(What to work on) Your task is to copy the material exactly.

Dataset items:
** Start **
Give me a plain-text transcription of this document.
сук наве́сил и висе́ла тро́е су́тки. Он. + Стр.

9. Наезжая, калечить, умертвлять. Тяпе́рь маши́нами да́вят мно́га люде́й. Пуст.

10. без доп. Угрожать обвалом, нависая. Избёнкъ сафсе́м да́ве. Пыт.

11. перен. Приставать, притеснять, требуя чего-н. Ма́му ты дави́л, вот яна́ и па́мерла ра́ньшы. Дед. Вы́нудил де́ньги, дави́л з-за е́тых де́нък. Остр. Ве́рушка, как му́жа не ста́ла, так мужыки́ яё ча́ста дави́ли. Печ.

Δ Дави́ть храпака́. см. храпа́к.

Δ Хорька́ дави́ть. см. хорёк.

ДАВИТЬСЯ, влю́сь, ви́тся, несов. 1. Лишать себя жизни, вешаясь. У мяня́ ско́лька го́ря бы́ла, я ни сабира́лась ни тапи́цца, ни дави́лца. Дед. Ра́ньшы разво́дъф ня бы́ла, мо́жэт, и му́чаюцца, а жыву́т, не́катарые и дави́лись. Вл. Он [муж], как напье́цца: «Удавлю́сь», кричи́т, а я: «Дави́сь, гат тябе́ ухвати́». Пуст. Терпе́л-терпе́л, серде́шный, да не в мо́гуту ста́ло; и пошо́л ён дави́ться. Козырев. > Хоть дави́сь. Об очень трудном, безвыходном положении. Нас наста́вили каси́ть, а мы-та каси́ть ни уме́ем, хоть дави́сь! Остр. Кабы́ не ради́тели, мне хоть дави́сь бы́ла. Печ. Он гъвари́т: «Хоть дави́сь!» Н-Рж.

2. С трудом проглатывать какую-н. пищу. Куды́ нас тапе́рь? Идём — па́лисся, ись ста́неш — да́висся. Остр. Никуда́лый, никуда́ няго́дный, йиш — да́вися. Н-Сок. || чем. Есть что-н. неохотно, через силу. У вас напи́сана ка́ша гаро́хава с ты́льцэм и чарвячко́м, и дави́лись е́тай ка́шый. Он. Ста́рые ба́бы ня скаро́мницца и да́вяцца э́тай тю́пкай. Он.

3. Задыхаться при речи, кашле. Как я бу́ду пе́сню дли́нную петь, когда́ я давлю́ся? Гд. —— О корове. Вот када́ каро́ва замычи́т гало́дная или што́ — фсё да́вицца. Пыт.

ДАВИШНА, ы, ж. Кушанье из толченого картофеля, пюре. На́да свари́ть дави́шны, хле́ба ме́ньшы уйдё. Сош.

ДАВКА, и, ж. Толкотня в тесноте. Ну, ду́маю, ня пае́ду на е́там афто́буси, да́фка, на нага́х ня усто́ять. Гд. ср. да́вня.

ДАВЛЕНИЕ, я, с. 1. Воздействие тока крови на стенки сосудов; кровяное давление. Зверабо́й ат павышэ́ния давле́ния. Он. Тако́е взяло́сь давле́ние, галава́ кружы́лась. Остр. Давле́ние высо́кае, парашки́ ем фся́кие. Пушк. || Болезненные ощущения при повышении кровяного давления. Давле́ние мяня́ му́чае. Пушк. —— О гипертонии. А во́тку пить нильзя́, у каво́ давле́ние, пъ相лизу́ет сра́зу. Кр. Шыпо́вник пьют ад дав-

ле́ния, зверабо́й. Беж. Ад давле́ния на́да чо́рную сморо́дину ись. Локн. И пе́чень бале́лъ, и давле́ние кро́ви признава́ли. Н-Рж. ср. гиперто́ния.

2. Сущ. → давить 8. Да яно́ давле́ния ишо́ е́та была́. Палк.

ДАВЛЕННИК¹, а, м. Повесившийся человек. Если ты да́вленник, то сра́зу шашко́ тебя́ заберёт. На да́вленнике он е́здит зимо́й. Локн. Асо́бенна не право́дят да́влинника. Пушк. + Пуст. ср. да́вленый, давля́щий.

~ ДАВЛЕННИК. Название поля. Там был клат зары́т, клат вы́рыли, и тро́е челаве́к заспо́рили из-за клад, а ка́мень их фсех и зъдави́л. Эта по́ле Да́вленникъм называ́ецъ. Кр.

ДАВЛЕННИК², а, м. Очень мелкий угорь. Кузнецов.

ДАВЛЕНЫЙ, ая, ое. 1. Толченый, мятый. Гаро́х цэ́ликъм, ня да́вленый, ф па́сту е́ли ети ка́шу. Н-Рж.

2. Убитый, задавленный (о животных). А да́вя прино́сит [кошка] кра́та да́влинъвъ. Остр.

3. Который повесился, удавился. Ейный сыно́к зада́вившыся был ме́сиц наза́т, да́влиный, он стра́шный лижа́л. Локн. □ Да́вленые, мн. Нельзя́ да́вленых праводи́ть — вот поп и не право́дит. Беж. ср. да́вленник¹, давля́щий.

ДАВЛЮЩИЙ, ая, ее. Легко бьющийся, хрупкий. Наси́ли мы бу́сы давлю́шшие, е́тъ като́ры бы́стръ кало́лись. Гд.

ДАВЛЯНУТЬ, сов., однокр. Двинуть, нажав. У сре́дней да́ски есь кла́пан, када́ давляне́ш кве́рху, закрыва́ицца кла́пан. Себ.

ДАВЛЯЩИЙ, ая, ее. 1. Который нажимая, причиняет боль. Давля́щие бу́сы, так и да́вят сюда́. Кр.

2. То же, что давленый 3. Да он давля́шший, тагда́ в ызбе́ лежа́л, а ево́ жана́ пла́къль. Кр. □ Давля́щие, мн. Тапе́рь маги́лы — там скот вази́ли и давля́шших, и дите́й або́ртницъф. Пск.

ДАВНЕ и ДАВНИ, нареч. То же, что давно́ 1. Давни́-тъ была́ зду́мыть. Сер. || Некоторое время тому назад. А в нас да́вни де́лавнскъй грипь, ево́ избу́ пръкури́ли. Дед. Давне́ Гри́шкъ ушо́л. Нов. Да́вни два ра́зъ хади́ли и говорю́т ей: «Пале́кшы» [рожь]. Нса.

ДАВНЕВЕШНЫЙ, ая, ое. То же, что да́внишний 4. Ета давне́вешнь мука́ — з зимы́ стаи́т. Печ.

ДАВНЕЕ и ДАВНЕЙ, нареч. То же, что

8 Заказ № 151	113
** End **
(Written solution)
Give me a plain-text transcription of this document.
сук наве́сил и висе́ла тро́е су́тки. Он. + Стр.

9. Наезжая, калечить, умертвлять. Тяпе́рь маши́нами да́вят мно́га люде́й. Пуст.

10. без доп. Угрожать обвалом, нависая. Избёнкъ сафсе́м да́ве. Пыт.

11. перен. Приставать, притеснять, требуя чего-н. Ма́му ты дави́л, вот яна́ и па́мерла ра́ньшы. Дед. Вы́нудил де́ньги, дави́л з-за е́тых де́нък. Остр. Ве́рушка, как му́жа не ста́ла, так мужыки́ яё ча́ста дави́ли. Печ.

Δ Дави́ть храпака́. см. храпа́к.

Δ Хорька́ дави́ть. см. хорёк.

ДАВИТЬСЯ, влю́сь, ви́тся, несов. 1. Лишать себя жизни, вешаясь. У мяня́ ско́лька го́ря бы́ла, я ни сабира́лась ни тапи́цца, ни дави́лца. Дед. Ра́ньшы разво́дъф ня бы́ла, мо́жэт, и му́чаюцца, а жыву́т, не́катарые и дави́лись. Вл. Он [муж], как напье́цца: «Удавлю́сь», кричи́т, а я: «Дави́сь, гат тябе́ ухвати́». Пуст. Терпе́л-терпе́л, серде́шный, да не в мо́гуту ста́ло; и пошо́л ён дави́ться. Козырев. > Хоть дави́сь. Об очень трудном, безвыходном положении. Нас наста́вили каси́ть, а мы-та каси́ть ни уме́ем, хоть дави́сь! Остр. Кабы́ не ради́тели, мне хоть дави́сь бы́ла. Печ. Он гъвари́т: «Хоть дави́сь!» Н-Рж.

2. С трудом проглатывать какую-н. пищу. Куды́ нас тапе́рь? Идём — па́лисся, ись ста́неш — да́висся. Остр. Никуда́лый, никуда́ няго́дный, йиш — да́вися. Н-Сок. || чем. Есть что-н. неохотно, через силу. У вас напи́сана ка́ша гаро́хава с ты́льцэм и чарвячко́м, и дави́лись е́тай ка́шый. Он. Ста́рые ба́бы ня скаро́мницца и да́вяцца э́тай тю́пкай. Он.

3. Задыхаться при речи, кашле. Как я бу́ду пе́сню дли́нную петь, когда́ я давлю́ся? Гд. —— О корове. Вот када́ каро́ва замычи́т гало́дная или што́ — фсё да́вицца. Пыт.

ДАВИШНА, ы, ж. Кушанье из толченого картофеля, пюре. На́да свари́ть дави́шны, хле́ба ме́ньшы уйдё. Сош.

ДАВКА, и, ж. Толкотня в тесноте. Ну, ду́маю, ня пае́ду на е́там афто́буси, да́фка, на нага́х ня усто́ять. Гд. ср. да́вня.

ДАВЛЕНИЕ, я, с. 1. Воздействие тока крови на стенки сосудов; кровяное давление. Зверабо́й ат павышэ́ния давле́ния. Он. Тако́е взяло́сь давле́ние, галава́ кружы́лась. Остр. Давле́ние высо́кае, парашки́ ем фся́кие. Пушк. || Болезненные ощущения при повышении кровяного давления. Давле́ние мяня́ му́чае. Пушк. —— О гипертонии. А во́тку пить нильзя́, у каво́ давле́ние, пъ相лизу́ет сра́зу. Кр. Шыпо́вник пьют ад дав-

ле́ния, зверабо́й. Беж. Ад давле́ния на́да чо́рную сморо́дину ись. Локн. И пе́чень бале́лъ, и давле́ние кро́ви признава́ли. Н-Рж. ср. гиперто́ния.

2. Сущ. → давить 8. Да яно́ давле́ния ишо́ е́та была́. Палк.

ДАВЛЕННИК¹, а, м. Повесившийся человек. Если ты да́вленник, то сра́зу шашко́ тебя́ заберёт. На да́вленнике он е́здит зимо́й. Локн. Асо́бенна не право́дят да́влинника. Пушк. + Пуст. ср. да́вленый, давля́щий.

~ ДАВЛЕННИК. Название поля. Там был клат зары́т, клат вы́рыли, и тро́е челаве́к заспо́рили из-за клад, а ка́мень их фсех и зъдави́л. Эта по́ле Да́вленникъм называ́ецъ. Кр.

ДАВЛЕННИК², а, м. Очень мелкий угорь. Кузнецов.

ДАВЛЕНЫЙ, ая, ое. 1. Толченый, мятый. Гаро́х цэ́ликъм, ня да́вленый, ф па́сту е́ли ети ка́шу. Н-Рж.

2. Убитый, задавленный (о животных). А да́вя прино́сит [кошка] кра́та да́влинъвъ. Остр.

3. Который повесился, удавился. Ейный сыно́к зада́вившыся был ме́сиц наза́т, да́влиный, он стра́шный лижа́л. Локн. □ Да́вленые, мн. Нельзя́ да́вленых праводи́ть — вот поп и не право́дит. Беж. ср. да́вленник¹, давля́щий.

ДАВЛЮЩИЙ, ая, ее. Легко бьющийся, хрупкий. Наси́ли мы бу́сы давлю́шшие, е́тъ като́ры бы́стръ кало́лись. Гд.

ДАВЛЯНУТЬ, сов., однокр. Двинуть, нажав. У сре́дней да́ски есь кла́пан, када́ давляне́ш кве́рху, закрыва́ицца кла́пан. Себ.

ДАВЛЯЩИЙ, ая, ее. 1. Который нажимая, причиняет боль. Давля́щие бу́сы, так и да́вят сюда́. Кр.

2. То же, что давленый 3. Да он давля́шший, тагда́ в ызбе́ лежа́л, а ево́ жана́ пла́къль. Кр. □ Давля́щие, мн. Тапе́рь маги́лы — там скот вази́ли и давля́шших, и дите́й або́ртницъф. Пск.

ДАВНЕ и ДАВНИ, нареч. То же, что давно́ 1. Давни́-тъ была́ зду́мыть. Сер. || Некоторое время тому назад. А в нас да́вни де́лавнскъй грипь, ево́ избу́ пръкури́ли. Дед. Давне́ Гри́шкъ ушо́л. Нов. Да́вни два ра́зъ хади́ли и говорю́т ей: «Пале́кшы» [рожь]. Нса.

ДАВНЕВЕШНЫЙ, ая, ое. То же, что да́внишний 4. Ета давне́вешнь мука́ — з зимы́ стаи́т. Печ.

ДАВНЕЕ и ДАВНЕЙ, нареч. То же, что

8 Заказ № 151	113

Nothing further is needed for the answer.